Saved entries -
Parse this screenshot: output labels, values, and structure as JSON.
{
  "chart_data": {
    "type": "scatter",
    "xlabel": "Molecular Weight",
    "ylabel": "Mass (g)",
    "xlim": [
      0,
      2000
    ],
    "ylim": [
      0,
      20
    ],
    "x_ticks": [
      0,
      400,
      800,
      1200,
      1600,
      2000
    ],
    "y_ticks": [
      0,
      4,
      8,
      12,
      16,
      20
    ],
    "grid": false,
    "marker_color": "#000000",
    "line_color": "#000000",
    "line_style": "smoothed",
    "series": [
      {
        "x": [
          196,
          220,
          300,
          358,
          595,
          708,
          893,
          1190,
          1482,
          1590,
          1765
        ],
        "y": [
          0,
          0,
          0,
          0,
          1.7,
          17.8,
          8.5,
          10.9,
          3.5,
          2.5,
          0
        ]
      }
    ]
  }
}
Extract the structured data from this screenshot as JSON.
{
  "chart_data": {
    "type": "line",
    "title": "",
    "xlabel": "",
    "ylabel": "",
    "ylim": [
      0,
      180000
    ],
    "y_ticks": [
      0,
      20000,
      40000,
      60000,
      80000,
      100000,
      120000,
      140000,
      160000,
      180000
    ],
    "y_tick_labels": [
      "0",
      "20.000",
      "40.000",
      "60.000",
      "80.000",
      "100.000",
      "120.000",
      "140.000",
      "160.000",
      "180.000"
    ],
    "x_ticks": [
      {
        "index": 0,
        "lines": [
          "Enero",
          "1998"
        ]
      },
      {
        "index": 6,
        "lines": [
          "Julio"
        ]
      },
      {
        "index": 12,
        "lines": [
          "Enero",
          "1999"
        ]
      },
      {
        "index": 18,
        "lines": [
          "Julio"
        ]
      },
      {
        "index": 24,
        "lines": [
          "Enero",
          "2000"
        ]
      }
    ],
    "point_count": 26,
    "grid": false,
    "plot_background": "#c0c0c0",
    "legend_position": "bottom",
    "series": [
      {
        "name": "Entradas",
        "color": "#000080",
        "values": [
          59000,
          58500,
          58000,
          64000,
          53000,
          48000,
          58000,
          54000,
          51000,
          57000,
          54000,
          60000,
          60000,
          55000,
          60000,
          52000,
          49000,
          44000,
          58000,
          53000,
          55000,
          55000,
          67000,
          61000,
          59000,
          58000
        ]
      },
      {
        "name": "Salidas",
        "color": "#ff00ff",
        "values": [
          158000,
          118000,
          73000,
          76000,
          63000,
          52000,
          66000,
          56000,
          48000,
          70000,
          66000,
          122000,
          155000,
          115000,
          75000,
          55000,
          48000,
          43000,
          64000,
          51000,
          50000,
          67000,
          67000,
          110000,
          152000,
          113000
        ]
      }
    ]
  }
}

Written problem - Pull every line containing the word "screenshot" out of the entries above.

Solution for this problem -
Parse this screenshot: output labels, values, and structure as JSON.
Extract the structured data from this screenshot as JSON.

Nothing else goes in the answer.